*MATERIAL FOR THIS TASK*.
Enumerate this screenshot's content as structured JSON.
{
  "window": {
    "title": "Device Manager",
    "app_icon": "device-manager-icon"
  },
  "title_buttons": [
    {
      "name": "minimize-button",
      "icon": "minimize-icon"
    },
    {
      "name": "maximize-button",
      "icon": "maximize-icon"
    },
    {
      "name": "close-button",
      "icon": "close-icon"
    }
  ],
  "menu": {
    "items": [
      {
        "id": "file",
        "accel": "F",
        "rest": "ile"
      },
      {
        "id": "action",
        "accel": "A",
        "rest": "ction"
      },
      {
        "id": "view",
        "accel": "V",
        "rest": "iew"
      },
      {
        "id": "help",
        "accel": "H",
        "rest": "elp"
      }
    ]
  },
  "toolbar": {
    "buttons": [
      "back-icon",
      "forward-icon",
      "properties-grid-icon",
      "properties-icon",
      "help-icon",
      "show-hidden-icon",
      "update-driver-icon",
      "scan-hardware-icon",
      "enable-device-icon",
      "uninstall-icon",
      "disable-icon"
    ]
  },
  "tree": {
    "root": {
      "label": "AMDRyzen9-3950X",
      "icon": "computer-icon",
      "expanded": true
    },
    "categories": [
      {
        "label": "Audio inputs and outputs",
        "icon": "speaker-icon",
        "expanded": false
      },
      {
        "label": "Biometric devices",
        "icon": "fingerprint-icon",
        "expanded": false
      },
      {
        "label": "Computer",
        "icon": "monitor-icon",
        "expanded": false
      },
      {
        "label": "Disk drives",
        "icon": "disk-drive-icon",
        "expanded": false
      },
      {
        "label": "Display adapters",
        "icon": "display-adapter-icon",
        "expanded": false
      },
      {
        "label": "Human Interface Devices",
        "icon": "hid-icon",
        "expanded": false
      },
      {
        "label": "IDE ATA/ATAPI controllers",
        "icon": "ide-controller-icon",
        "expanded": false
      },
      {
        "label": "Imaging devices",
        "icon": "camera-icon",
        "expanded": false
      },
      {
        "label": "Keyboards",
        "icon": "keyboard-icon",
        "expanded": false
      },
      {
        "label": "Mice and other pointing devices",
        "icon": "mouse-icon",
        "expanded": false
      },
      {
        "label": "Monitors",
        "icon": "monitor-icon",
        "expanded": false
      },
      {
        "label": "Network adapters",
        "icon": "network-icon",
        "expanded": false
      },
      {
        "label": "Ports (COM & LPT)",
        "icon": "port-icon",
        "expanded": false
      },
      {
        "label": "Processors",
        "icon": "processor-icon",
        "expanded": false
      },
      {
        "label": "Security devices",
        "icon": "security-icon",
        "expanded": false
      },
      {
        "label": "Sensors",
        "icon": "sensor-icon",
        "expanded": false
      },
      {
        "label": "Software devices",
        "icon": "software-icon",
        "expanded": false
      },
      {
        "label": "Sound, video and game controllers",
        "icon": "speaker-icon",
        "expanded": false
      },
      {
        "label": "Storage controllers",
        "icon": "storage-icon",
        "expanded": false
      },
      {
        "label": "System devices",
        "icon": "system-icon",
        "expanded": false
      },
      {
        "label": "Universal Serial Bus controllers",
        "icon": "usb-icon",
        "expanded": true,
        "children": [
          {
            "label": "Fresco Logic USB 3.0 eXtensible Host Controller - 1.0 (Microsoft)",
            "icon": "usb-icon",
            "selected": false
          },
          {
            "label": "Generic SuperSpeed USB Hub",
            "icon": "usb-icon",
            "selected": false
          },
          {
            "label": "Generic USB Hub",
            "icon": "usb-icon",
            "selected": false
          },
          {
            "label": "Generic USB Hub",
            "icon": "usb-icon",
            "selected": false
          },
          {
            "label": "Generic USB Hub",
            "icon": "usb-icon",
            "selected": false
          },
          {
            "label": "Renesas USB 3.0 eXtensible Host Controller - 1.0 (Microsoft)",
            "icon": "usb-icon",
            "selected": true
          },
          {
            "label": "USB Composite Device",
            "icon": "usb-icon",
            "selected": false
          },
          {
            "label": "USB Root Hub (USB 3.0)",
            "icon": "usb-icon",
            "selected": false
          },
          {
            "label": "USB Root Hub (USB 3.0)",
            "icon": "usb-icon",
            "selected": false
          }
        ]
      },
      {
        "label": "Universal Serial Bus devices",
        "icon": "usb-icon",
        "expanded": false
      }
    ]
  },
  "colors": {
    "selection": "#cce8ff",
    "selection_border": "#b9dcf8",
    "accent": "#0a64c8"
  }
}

*WRITTEN INSTRUCTION*.
Please restate the whole listing word for word.

*WORKED ANSWER*.
Enumerate this screenshot's content as structured JSON.
{
  "window": {
    "title": "Device Manager",
    "app_icon": "device-manager-icon"
  },
  "title_buttons": [
    {
      "name": "minimize-button",
      "icon": "minimize-icon"
    },
    {
      "name": "maximize-button",
      "icon": "maximize-icon"
    },
    {
      "name": "close-button",
      "icon": "close-icon"
    }
  ],
  "menu": {
    "items": [
      {
        "id": "file",
        "accel": "F",
        "rest": "ile"
      },
      {
        "id": "action",
        "accel": "A",
        "rest": "ction"
      },
      {
        "id": "view",
        "accel": "V",
        "rest": "iew"
      },
      {
        "id": "help",
        "accel": "H",
        "rest": "elp"
      }
    ]
  },
  "toolbar": {
    "buttons": [
      "back-icon",
      "forward-icon",
      "properties-grid-icon",
      "properties-icon",
      "help-icon",
      "show-hidden-icon",
      "update-driver-icon",
      "scan-hardware-icon",
      "enable-device-icon",
      "uninstall-icon",
      "disable-icon"
    ]
  },
  "tree": {
    "root": {
      "label": "AMDRyzen9-3950X",
      "icon": "computer-icon",
      "expanded": true
    },
    "categories": [
      {
        "label": "Audio inputs and outputs",
        "icon": "speaker-icon",
        "expanded": false
      },
      {
        "label": "Biometric devices",
        "icon": "fingerprint-icon",
        "expanded": false
      },
      {
        "label": "Computer",
        "icon": "monitor-icon",
        "expanded": false
      },
      {
        "label": "Disk drives",
        "icon": "disk-drive-icon",
        "expanded": false
      },
      {
        "label": "Display adapters",
        "icon": "display-adapter-icon",
        "expanded": false
      },
      {
        "label": "Human Interface Devices",
        "icon": "hid-icon",
        "expanded": false
      },
      {
        "label": "IDE ATA/ATAPI controllers",
        "icon": "ide-controller-icon",
        "expanded": false
      },
      {
        "label": "Imaging devices",
        "icon": "camera-icon",
        "expanded": false
      },
      {
        "label": "Keyboards",
        "icon": "keyboard-icon",
        "expanded": false
      },
      {
        "label": "Mice and other pointing devices",
        "icon": "mouse-icon",
        "expanded": false
      },
      {
        "label": "Monitors",
        "icon": "monitor-icon",
        "expanded": false
      },
      {
        "label": "Network adapters",
        "icon": "network-icon",
        "expanded": false
      },
      {
        "label": "Ports (COM & LPT)",
        "icon": "port-icon",
        "expanded": false
      },
      {
        "label": "Processors",
        "icon": "processor-icon",
        "expanded": false
      },
      {
        "label": "Security devices",
        "icon": "security-icon",
        "expanded": false
      },
      {
        "label": "Sensors",
        "icon": "sensor-icon",
        "expanded": false
      },
      {
        "label": "Software devices",
        "icon": "software-icon",
        "expanded": false
      },
      {
        "label": "Sound, video and game controllers",
        "icon": "speaker-icon",
        "expanded": false
      },
      {
        "label": "Storage controllers",
        "icon": "storage-icon",
        "expanded": false
      },
      {
        "label": "System devices",
        "icon": "system-icon",
        "expanded": false
      },
      {
        "label": "Universal Serial Bus controllers",
        "icon": "usb-icon",
        "expanded": true,
        "children": [
          {
            "label": "Fresco Logic USB 3.0 eXtensible Host Controller - 1.0 (Microsoft)",
            "icon": "usb-icon",
            "selected": false
          },
          {
            "label": "Generic SuperSpeed USB Hub",
            "icon": "usb-icon",
            "selected": false
          },
          {
            "label": "Generic USB Hub",
            "icon": "usb-icon",
            "selected": false
          },
          {
            "label": "Generic USB Hub",
            "icon": "usb-icon",
            "selected": false
          },
          {
            "label": "Generic USB Hub",
            "icon": "usb-icon",
            "selected": false
          },
          {
            "label": "Renesas USB 3.0 eXtensible Host Controller - 1.0 (Microsoft)",
            "icon": "usb-icon",
            "selected": true
          },
          {
            "label": "USB Composite Device",
            "icon": "usb-icon",
            "selected": false
          },
          {
            "label": "USB Root Hub (USB 3.0)",
            "icon": "usb-icon",
            "selected": false
          },
          {
            "label": "USB Root Hub (USB 3.0)",
            "icon": "usb-icon",
            "selected": false
          }
        ]
      },
      {
        "label": "Universal Serial Bus devices",
        "icon": "usb-icon",
        "expanded": false
      }
    ]
  },
  "colors": {
    "selection": "#cce8ff",
    "selection_border": "#b9dcf8",
    "accent": "#0a64c8"
  }
}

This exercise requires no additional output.